(Beginning of TEXT PROVIDED)

Pro Handles event queuing
Laravel supports event queuing and it does so in a very simple way. To create an event that should be queued just run:
php artisan handler:event SendPurchaseConfirmation --event=PodcastWasPurchased --queued
This creates a handler that implements the Illuminate\Contracts\Queue\ShouldBeQueued
interface. Now when this handler is called it will automatically be queued by the event dispatcher.
Pro Comes with its own CLI
Laravel comes out of the box with it's own CLI called Artisan. With Artisan developers can do several different tasks such as migrating databases, seeding databases, clearing the cache and much much more.
Pro Easy to write web apps with authentication
Laravel comes with Authentication capabilities and a fully-powered Auth class out of the box. For passwords it uses bcrypt.
Pro Easy to learn
Pro Gives developers a great degree of freedom in how they set up their project structure
Laravel allows for free configuration and does not force developers to use a single project structure, instead they can change it to how they wish.
Pro Can use Symfony components
Laravel uses many libraries built for the Symfony PHP framework. Many of these libraries are well-built and have been tested by users before. Since the point of using a web framework is to shorten development time and to avoid reinventing the wheel for problems that have already been solved, then it's logical for a framework to use libraries already built to solve problems that have already been solved.
Pro Extremely powerful template system
Laravel has a powerful template system called Blade. It's quite similar to Twig or Moustache with lots of curly braces but the real power comes from the usage of PHP code directly in the view. Blade templates compile directly to raw PHP and are processed in the server when a request is made.
Pro Gulp tasks in the form of Laravel Elixir
In Laravel 5.0 they added Laravel Elixir, which provides an API for using Gulp tasks for Laravel applications. Elixir supports several CSS preprocessors and even some test tools. But it's still in the early stages of development and it will be developed even further in the following releases. With more methods and more Gulp tasks supported.
Pro Great Ecosystem
Has a great Ecosystem with SAAS like: Forge, Envoyer, Nova & from 3rd parties like oh-dear
Pro Great Community
Cons
Con Grails is a fairly complex framework
Grails is a pretty heavy piece of software. It's functionality is covered by GORM (Grails' Object Relational Mapping) which is a facade for hybernate and by Spring MVC.

(End of TEXT PROVIDED)

DIRECTIONS FOR THIS TASK ▸
In the Laravel text, render this sentence in Spanish: "Blade templates compile directly to raw PHP and are processed in the server when a request is made." Rely on the Laravel text alone.

(Beginning of AVAILABLE DATA)

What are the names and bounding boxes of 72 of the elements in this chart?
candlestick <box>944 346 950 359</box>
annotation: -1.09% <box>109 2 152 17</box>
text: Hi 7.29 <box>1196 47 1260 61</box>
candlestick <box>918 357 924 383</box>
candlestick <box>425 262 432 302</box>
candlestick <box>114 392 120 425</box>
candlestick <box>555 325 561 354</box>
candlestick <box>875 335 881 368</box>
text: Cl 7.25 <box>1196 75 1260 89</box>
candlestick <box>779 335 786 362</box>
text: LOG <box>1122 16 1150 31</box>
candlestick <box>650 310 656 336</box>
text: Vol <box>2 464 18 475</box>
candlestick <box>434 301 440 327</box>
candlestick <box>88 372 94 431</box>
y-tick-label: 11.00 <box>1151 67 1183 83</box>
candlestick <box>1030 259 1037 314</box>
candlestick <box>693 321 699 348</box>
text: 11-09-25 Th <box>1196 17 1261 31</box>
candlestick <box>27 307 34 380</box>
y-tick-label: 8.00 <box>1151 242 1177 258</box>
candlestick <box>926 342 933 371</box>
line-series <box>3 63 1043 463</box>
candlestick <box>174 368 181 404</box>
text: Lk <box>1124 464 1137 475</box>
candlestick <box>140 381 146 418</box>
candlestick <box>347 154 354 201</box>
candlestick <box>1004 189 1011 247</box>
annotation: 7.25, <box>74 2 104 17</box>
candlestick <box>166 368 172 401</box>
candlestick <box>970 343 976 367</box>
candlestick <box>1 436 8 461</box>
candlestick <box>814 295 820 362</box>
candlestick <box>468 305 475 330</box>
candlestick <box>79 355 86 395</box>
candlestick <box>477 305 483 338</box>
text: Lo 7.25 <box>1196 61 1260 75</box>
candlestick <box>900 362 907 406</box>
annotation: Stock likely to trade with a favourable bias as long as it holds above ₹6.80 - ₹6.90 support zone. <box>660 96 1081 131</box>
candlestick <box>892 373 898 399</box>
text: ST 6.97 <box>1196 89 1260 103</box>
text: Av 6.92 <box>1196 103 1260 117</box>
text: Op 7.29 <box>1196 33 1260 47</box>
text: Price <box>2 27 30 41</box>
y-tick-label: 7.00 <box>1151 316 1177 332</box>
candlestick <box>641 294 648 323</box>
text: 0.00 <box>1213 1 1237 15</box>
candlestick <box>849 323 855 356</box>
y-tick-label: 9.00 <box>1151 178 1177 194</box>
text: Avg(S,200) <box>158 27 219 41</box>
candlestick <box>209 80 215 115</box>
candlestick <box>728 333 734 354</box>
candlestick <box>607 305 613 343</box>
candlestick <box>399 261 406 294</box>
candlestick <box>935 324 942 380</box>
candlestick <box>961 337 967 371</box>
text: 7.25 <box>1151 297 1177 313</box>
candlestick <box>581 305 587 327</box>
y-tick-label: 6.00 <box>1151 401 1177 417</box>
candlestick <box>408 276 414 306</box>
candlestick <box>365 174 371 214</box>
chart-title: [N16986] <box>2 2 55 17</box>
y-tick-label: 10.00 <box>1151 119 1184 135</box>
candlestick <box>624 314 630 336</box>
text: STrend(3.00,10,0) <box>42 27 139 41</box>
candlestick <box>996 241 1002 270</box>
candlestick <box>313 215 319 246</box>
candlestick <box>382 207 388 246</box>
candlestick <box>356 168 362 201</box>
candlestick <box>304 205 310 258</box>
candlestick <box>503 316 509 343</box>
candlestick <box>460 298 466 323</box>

(End of AVAILABLE DATA)

RESPONSE FOR THIS EXERCISE ▸
Las plantillas de Blade se compilan directamente a PHP puro y se procesan en el servidor cuando se realiza una solicitud.